# start of THE DATA

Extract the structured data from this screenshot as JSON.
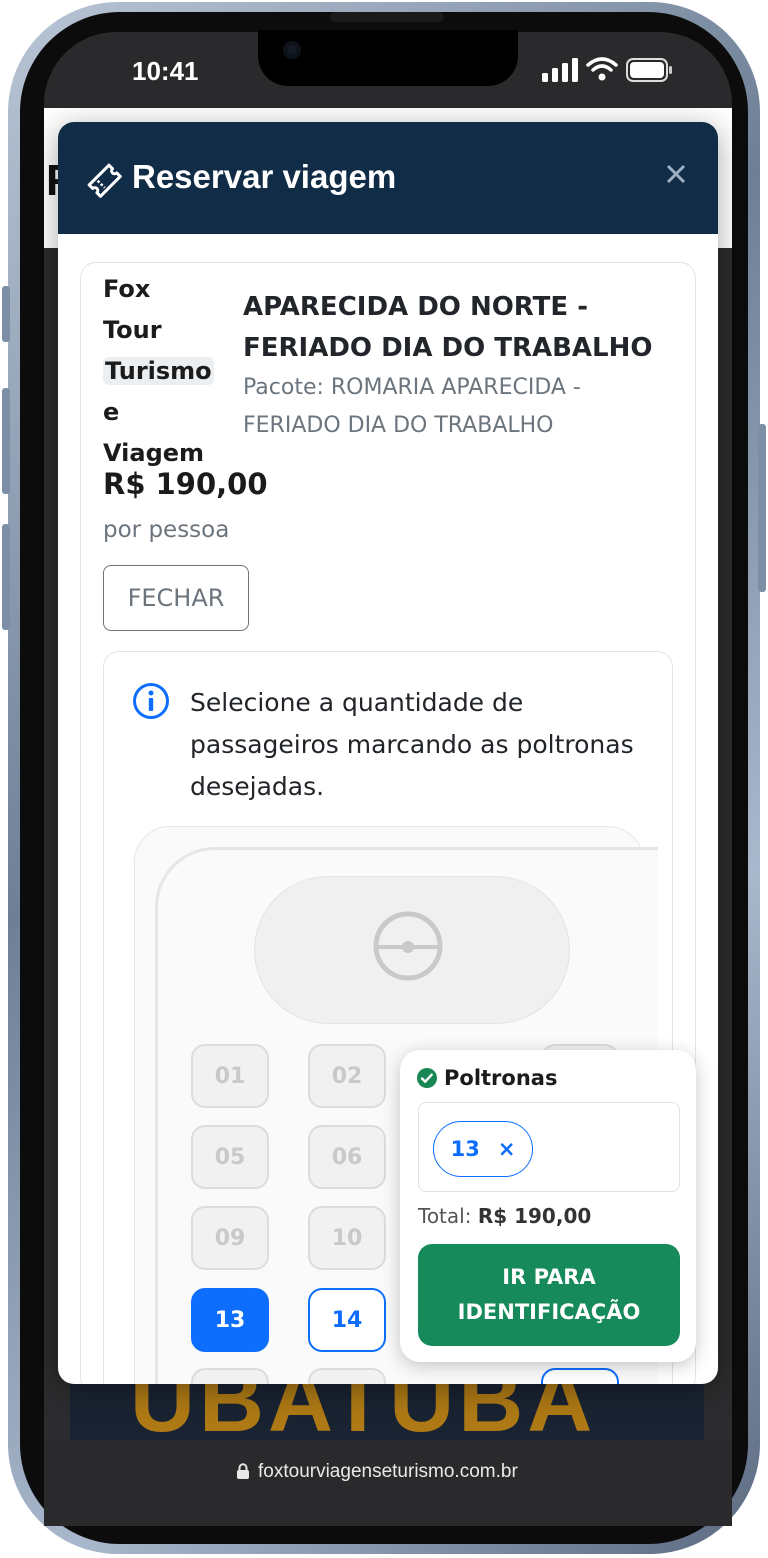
{
  "status_bar": {
    "time": "10:41"
  },
  "browser": {
    "url": "foxtourviagenseturismo.com.br"
  },
  "page": {
    "heading_partial": "F",
    "promo_text": "UBATUBA"
  },
  "modal": {
    "title": "Reservar viagem",
    "company": [
      "Fox",
      "Tour",
      "Turismo",
      "e",
      "Viagem"
    ],
    "trip_title": "APARECIDA DO NORTE - FERIADO DIA DO TRABALHO",
    "package": "Pacote: ROMARIA APARECIDA - FERIADO DIA DO TRABALHO",
    "price": "R$ 190,00",
    "price_unit": "por pessoa",
    "close_label": "FECHAR",
    "info_text": "Selecione a quantidade de passageiros marcando as poltronas desejadas.",
    "seats": [
      {
        "label": "01",
        "state": "occupied"
      },
      {
        "label": "02",
        "state": "occupied"
      },
      {
        "label": "05",
        "state": "occupied"
      },
      {
        "label": "06",
        "state": "occupied"
      },
      {
        "label": "09",
        "state": "occupied"
      },
      {
        "label": "10",
        "state": "occupied"
      },
      {
        "label": "13",
        "state": "selected"
      },
      {
        "label": "14",
        "state": "available"
      }
    ]
  },
  "summary": {
    "title": "Poltronas",
    "selected_seat": "13",
    "remove_symbol": "×",
    "total_label": "Total:",
    "total_value": "R$ 190,00",
    "next_button": "IR PARA IDENTIFICAÇÃO"
  },
  "colors": {
    "header": "#112c46",
    "accent": "#0d6efd",
    "success": "#168a5a"
  }
}
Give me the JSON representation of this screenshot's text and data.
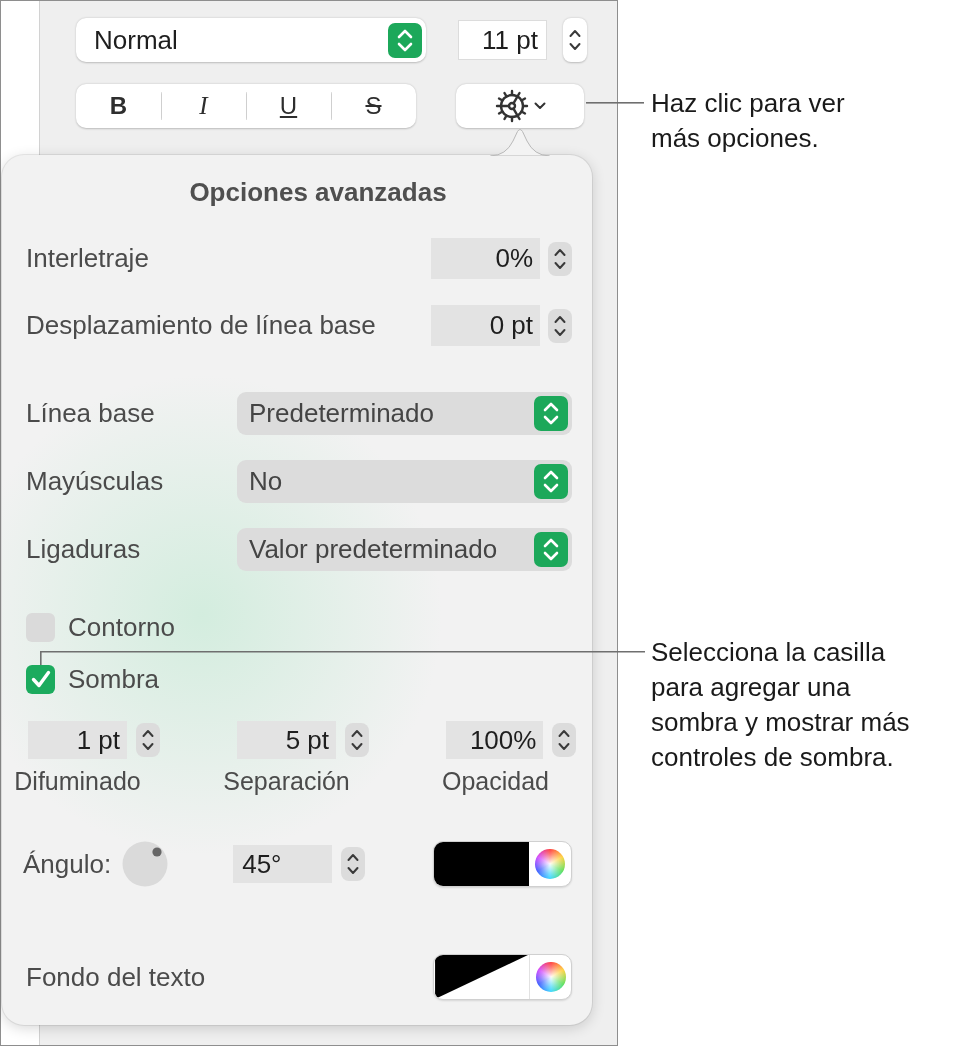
{
  "toolbar": {
    "paragraph_style": {
      "value": "Normal"
    },
    "font_size": {
      "value": "11 pt"
    },
    "text_styles": [
      {
        "label": "B",
        "kind": "bold",
        "selected": false
      },
      {
        "label": "I",
        "kind": "italic",
        "selected": false
      },
      {
        "label": "U",
        "kind": "underline",
        "selected": false
      },
      {
        "label": "S",
        "kind": "strikethrough",
        "selected": false
      }
    ]
  },
  "popover": {
    "title": "Opciones avanzadas",
    "steppers": [
      {
        "label": "Interletraje",
        "value": "0%"
      },
      {
        "label": "Desplazamiento de línea base",
        "value": "0 pt"
      }
    ],
    "popups": [
      {
        "label": "Línea base",
        "value": "Predeterminado"
      },
      {
        "label": "Mayúsculas",
        "value": "No"
      },
      {
        "label": "Ligaduras",
        "value": "Valor predeterminado"
      }
    ],
    "checkboxes": [
      {
        "label": "Contorno",
        "checked": false
      },
      {
        "label": "Sombra",
        "checked": true
      }
    ],
    "shadow_fields": [
      {
        "value": "1 pt",
        "label": "Difuminado"
      },
      {
        "value": "5 pt",
        "label": "Separación"
      },
      {
        "value": "100%",
        "label": "Opacidad"
      }
    ],
    "angle": {
      "label": "Ángulo:",
      "value": "45°",
      "color": "#000000"
    },
    "text_background": {
      "label": "Fondo del texto",
      "color": "#000000"
    }
  },
  "callouts": [
    {
      "text": "Haz clic para ver\nmás opciones."
    },
    {
      "text": "Selecciona la casilla\npara agregar una\nsombra y mostrar más\ncontroles de sombra."
    }
  ]
}
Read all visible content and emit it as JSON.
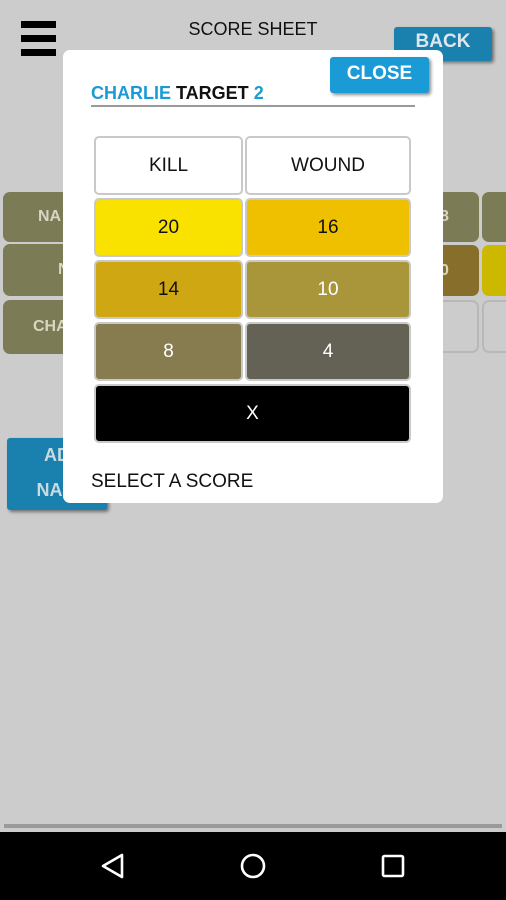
{
  "header": {
    "title": "SCORE SHEET",
    "back_label": "BACK",
    "menu_icon": "hamburger-menu-icon"
  },
  "background": {
    "rows": [
      {
        "label": "NA",
        "right_value": "8",
        "colors": [
          "#7b7b55",
          "#7b7b55",
          "#7b7b55"
        ]
      },
      {
        "label": "N",
        "right_value": "0",
        "colors": [
          "#7b7b55",
          "#876f2b",
          "#cdb800"
        ]
      },
      {
        "label": "CHA",
        "right_value": "",
        "colors": [
          "#7b7b55",
          "#cccccc",
          "#cccccc"
        ]
      }
    ],
    "add_name_label_line1": "AD",
    "add_name_label_line2": "NAM"
  },
  "dialog": {
    "player_name": "CHARLIE",
    "target_label": "TARGET",
    "target_number": "2",
    "close_label": "CLOSE",
    "columns": [
      "KILL",
      "WOUND"
    ],
    "scores": [
      {
        "value": "20",
        "color": "#f9e100",
        "text_color": "#111111"
      },
      {
        "value": "16",
        "color": "#eec000",
        "text_color": "#111111"
      },
      {
        "value": "14",
        "color": "#cfa712",
        "text_color": "#111111"
      },
      {
        "value": "10",
        "color": "#a9953a",
        "text_color": "#ffffff"
      },
      {
        "value": "8",
        "color": "#877c4f",
        "text_color": "#ffffff"
      },
      {
        "value": "4",
        "color": "#646254",
        "text_color": "#ffffff"
      }
    ],
    "miss": {
      "value": "X",
      "color": "#000000",
      "text_color": "#ffffff"
    },
    "status": "SELECT A SCORE"
  },
  "navbar": {
    "back_icon": "back-triangle-icon",
    "home_icon": "home-circle-icon",
    "recents_icon": "recents-square-icon"
  }
}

# end of THE DATA

SET EXERCISE ▸
Find every line in the records that has the string "this", then state how many there are and nothing else.

CORRECT OUTPUT ▸
2